● **DATA PROVIDED**:
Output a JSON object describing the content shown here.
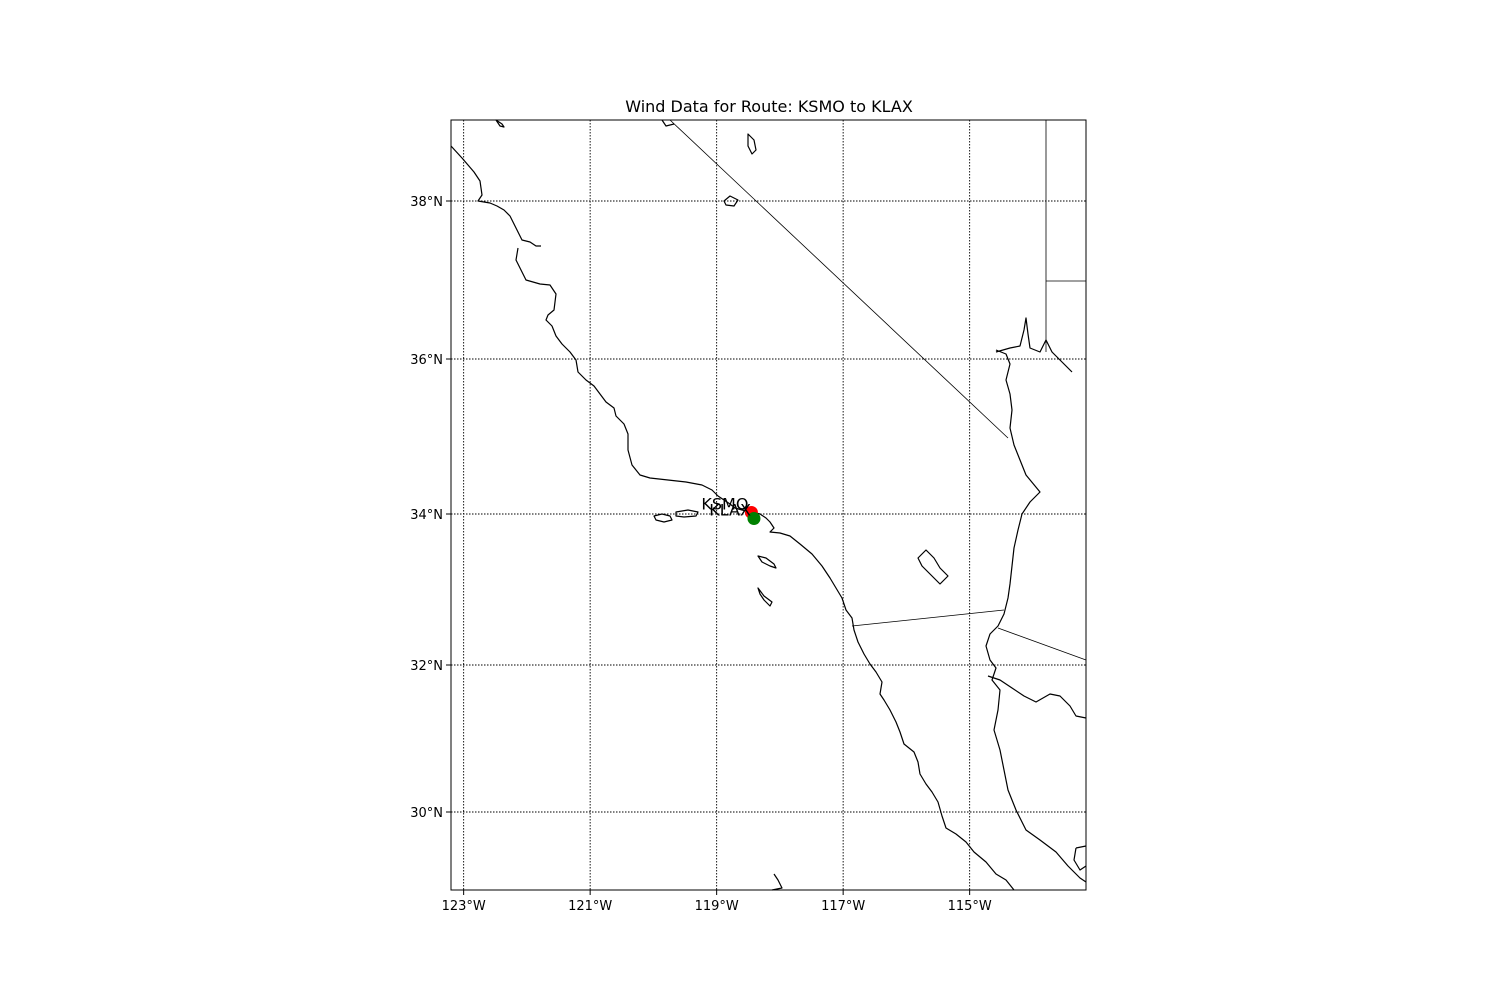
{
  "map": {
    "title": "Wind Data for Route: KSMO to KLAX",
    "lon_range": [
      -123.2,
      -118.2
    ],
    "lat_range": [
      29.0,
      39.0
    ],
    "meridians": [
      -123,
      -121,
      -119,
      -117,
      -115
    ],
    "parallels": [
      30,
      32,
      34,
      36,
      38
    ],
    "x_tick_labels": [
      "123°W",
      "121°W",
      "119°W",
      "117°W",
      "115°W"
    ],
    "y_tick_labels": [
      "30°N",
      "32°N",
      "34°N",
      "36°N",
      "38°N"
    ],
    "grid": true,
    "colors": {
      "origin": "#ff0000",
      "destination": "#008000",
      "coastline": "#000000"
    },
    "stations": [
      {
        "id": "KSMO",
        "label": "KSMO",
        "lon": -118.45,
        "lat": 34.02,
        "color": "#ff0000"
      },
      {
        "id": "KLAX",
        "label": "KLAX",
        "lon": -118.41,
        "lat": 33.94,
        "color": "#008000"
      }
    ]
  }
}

● **REQUIREMENTS**: Pick out each line containing the string "KLAX" and copy it.

● **RESULT FOR THIS TASK**:
    "title": "Wind Data for Route: KSMO to KLAX",
        "id": "KLAX",
        "label": "KLAX",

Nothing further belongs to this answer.